* Task objective *
Repeat the data below exactly, dropping any pictures it holds.

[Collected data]
-*-

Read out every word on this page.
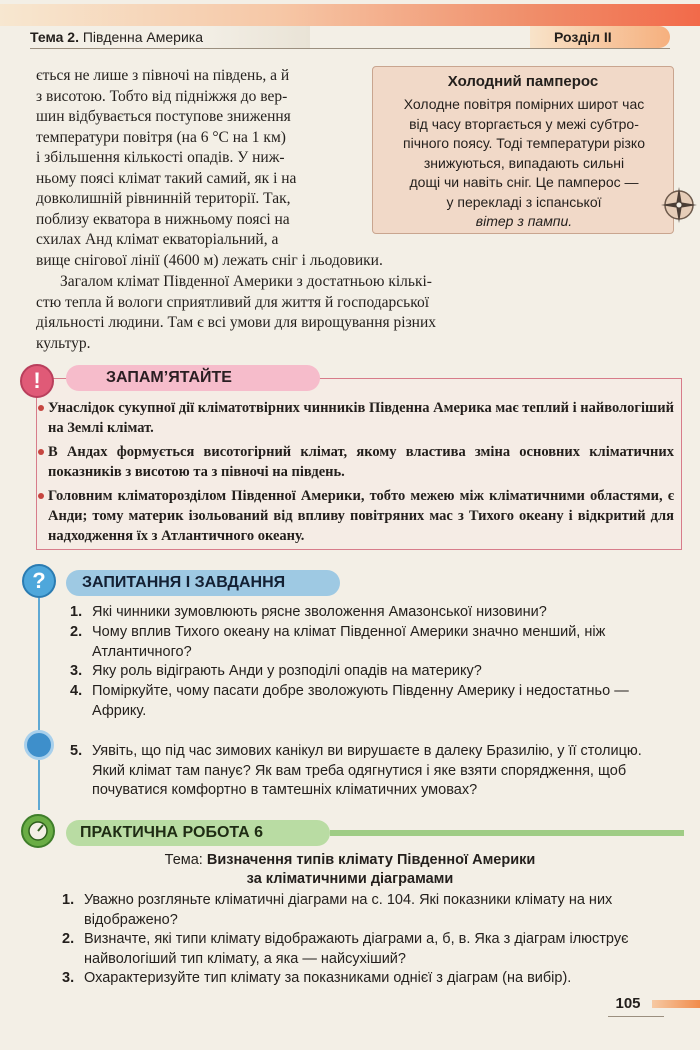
Тема 2. Південна Америка	Розділ ІІ
ється не лише з півночі на південь, а й
з висотою. Тобто від підніжжя до вер-
шин відбувається поступове зниження
температури повітря (на 6 °С на 1 км)
і збільшення кількості опадів. У ниж-
ньому поясі клімат такий самий, як і на
довколишній рівнинній території. Так,
поблизу екватора в нижньому поясі на
схилах Анд клімат екваторіальний, а
вище снігової лінії (4600 м) лежать сніг і льодовики.
Загалом клімат Південної Америки з достатньою кількі-
стю тепла й вологи сприятливий для життя й господарської
діяльності людини. Там є всі умови для вирощування різних
культур.
Холодний памперос
Холодне повітря помірних широт час
від часу вторгається у межі субтро-
пічного поясу. Тоді температури різко
знижуються, випадають сильні
дощі чи навіть сніг. Це памперос —
у перекладі з іспанської
вітер з пампи.
ЗАПАМ’ЯТАЙТЕ
!
Унаслідок сукупної дії кліматотвірних чинників Південна Америка має теплий і найвологіший на Землі клімат.
В Андах формується висотогірний клімат, якому властива зміна основних кліматичних показників з висотою та з півночі на південь.
Головним кліматорозділом Південної Америки, тобто межею між кліматичними областями, є Анди; тому материк ізольований від впливу повітряних мас з Тихого океану і відкритий для надходження їх з Атлантичного океану.
ЗАПИТАННЯ І ЗАВДАННЯ
?
1. Які чинники зумовлюють рясне зволоження Амазонської низовини?
2. Чому вплив Тихого океану на клімат Південної Америки значно менший, ніж Атлантичного?
3. Яку роль відіграють Анди у розподілі опадів на материку?
4. Поміркуйте, чому пасати добре зволожують Південну Америку і недостатньо — Африку.
5. Уявіть, що під час зимових канікул ви вирушаєте в далеку Бразилію, у її столицю. Який клімат там панує? Як вам треба одягнутися і яке взяти спорядження, щоб почуватися комфортно в тамтешніх кліматичних умовах?
ПРАКТИЧНА РОБОТА 6
Тема: Визначення типів клімату Південної Америки
за кліматичними діаграмами
1. Уважно розгляньте кліматичні діаграми на с. 104. Які показники клімату на них відображено?
2. Визначте, які типи клімату відображають діаграми а, б, в. Яка з діаграм ілюструє найвологіший тип клімату, а яка — найсухіший?
3. Охарактеризуйте тип клімату за показниками однієї з діаграм (на вибір).
105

-*-

* Full response *
Read out every word on this page.
Тема 2. Південна Америка	Розділ ІІ
ється не лише з півночі на південь, а й
з висотою. Тобто від підніжжя до вер-
шин відбувається поступове зниження
температури повітря (на 6 °С на 1 км)
і збільшення кількості опадів. У ниж-
ньому поясі клімат такий самий, як і на
довколишній рівнинній території. Так,
поблизу екватора в нижньому поясі на
схилах Анд клімат екваторіальний, а
вище снігової лінії (4600 м) лежать сніг і льодовики.
Загалом клімат Південної Америки з достатньою кількі-
стю тепла й вологи сприятливий для життя й господарської
діяльності людини. Там є всі умови для вирощування різних
культур.
Холодний памперос
Холодне повітря помірних широт час
від часу вторгається у межі субтро-
пічного поясу. Тоді температури різко
знижуються, випадають сильні
дощі чи навіть сніг. Це памперос —
у перекладі з іспанської
вітер з пампи.
ЗАПАМ’ЯТАЙТЕ
!
Унаслідок сукупної дії кліматотвірних чинників Південна Америка має теплий і найвологіший на Землі клімат.
В Андах формується висотогірний клімат, якому властива зміна основних кліматичних показників з висотою та з півночі на південь.
Головним кліматорозділом Південної Америки, тобто межею між кліматичними областями, є Анди; тому материк ізольований від впливу повітряних мас з Тихого океану і відкритий для надходження їх з Атлантичного океану.
ЗАПИТАННЯ І ЗАВДАННЯ
?
1. Які чинники зумовлюють рясне зволоження Амазонської низовини?
2. Чому вплив Тихого океану на клімат Південної Америки значно менший, ніж Атлантичного?
3. Яку роль відіграють Анди у розподілі опадів на материку?
4. Поміркуйте, чому пасати добре зволожують Південну Америку і недостатньо — Африку.
5. Уявіть, що під час зимових канікул ви вирушаєте в далеку Бразилію, у її столицю. Який клімат там панує? Як вам треба одягнутися і яке взяти спорядження, щоб почуватися комфортно в тамтешніх кліматичних умовах?
ПРАКТИЧНА РОБОТА 6
Тема: Визначення типів клімату Південної Америки
за кліматичними діаграмами
1. Уважно розгляньте кліматичні діаграми на с. 104. Які показники клімату на них відображено?
2. Визначте, які типи клімату відображають діаграми а, б, в. Яка з діаграм ілюструє найвологіший тип клімату, а яка — найсухіший?
3. Охарактеризуйте тип клімату за показниками однієї з діаграм (на вибір).
105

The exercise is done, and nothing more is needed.